- _Instructions for the task_
In the records below, pick out all lines containing the word "Denney".
** Start of Available data **
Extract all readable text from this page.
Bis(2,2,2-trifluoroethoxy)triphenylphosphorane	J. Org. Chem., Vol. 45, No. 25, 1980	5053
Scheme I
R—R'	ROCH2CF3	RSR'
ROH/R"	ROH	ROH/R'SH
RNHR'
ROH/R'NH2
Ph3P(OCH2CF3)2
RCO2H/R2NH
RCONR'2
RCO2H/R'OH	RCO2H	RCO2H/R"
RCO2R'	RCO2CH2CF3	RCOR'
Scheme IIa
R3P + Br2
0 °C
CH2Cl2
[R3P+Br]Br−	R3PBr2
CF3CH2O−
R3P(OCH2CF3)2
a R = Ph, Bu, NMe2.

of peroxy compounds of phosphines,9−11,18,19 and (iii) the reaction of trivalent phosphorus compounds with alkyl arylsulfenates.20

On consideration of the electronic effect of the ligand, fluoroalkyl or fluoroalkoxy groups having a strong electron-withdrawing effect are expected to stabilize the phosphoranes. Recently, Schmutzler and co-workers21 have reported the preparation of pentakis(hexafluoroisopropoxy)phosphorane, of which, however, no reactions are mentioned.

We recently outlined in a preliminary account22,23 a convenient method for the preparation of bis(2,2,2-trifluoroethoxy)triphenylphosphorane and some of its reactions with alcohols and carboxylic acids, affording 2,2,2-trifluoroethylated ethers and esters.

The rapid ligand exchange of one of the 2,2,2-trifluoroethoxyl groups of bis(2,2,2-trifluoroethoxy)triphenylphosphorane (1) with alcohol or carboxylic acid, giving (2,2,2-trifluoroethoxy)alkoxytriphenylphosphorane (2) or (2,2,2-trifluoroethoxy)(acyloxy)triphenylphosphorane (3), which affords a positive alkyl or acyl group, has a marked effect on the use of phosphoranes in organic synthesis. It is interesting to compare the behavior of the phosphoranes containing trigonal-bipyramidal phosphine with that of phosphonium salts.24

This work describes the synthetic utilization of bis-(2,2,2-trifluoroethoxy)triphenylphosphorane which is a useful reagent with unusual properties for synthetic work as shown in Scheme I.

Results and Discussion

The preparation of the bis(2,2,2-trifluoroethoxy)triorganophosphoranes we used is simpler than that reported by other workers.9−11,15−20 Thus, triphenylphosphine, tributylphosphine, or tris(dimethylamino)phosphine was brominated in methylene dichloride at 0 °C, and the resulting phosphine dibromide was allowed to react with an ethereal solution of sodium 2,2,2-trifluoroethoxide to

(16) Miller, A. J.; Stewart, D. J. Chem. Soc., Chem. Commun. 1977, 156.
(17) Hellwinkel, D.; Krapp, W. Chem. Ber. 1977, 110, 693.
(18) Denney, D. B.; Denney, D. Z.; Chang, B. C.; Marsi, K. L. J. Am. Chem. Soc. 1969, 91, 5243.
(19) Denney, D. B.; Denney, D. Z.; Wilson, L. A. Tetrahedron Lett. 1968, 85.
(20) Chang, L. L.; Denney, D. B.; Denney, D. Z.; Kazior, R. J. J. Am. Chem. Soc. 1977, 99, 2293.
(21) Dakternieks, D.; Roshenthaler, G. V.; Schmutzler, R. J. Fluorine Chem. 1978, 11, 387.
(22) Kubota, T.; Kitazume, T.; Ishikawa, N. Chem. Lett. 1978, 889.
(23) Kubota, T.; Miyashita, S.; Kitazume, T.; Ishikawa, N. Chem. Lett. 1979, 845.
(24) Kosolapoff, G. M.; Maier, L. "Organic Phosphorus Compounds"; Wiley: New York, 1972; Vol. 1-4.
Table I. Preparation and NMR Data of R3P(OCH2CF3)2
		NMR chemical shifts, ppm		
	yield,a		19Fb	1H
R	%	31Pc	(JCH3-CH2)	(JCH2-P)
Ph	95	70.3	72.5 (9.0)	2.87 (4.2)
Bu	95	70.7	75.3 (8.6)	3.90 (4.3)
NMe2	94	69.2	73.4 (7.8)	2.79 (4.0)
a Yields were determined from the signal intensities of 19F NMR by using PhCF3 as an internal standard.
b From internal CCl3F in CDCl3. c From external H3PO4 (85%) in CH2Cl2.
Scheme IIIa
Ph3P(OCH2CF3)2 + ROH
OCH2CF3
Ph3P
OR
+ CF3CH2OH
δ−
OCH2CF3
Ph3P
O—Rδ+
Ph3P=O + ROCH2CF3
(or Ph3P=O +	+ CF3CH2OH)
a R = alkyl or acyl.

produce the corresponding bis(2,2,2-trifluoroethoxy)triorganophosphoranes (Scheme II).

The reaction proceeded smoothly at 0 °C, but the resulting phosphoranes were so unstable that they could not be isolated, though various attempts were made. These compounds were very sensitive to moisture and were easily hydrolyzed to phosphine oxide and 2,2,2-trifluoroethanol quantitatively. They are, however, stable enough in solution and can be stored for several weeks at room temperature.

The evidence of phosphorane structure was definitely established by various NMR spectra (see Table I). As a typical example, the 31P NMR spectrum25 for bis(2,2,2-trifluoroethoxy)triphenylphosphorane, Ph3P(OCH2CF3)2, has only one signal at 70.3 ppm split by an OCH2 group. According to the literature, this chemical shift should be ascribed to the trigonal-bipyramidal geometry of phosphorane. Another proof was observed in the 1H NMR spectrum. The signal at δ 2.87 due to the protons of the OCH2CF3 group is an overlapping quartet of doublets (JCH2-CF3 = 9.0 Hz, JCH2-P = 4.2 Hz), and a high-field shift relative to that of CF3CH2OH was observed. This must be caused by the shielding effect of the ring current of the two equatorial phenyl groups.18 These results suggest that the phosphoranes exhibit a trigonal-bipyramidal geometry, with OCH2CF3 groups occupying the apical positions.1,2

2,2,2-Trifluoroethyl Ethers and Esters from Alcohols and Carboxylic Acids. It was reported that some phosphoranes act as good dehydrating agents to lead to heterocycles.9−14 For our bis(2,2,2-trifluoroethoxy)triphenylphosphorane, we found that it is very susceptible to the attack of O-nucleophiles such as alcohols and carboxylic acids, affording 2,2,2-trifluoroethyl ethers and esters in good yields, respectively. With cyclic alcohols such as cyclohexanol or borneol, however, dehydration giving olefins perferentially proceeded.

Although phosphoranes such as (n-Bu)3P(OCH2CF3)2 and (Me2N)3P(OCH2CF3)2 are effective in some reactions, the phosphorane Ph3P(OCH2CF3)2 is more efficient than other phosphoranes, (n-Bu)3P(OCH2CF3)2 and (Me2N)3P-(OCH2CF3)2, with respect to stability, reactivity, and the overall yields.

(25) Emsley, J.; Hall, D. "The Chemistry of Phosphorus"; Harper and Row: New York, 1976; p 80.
** End of Available data **
- _Final answer_
(18) Denney, D. B.; Denney, D. Z.; Chang, B. C.; Marsi, K. L. J. Am. Chem. Soc. 1969, 91, 5243.
(19) Denney, D. B.; Denney, D. Z.; Wilson, L. A. Tetrahedron Lett. 1968, 85.
(20) Chang, L. L.; Denney, D. B.; Denney, D. Z.; Kazior, R. J. J. Am. Chem. Soc. 1977, 99, 2293.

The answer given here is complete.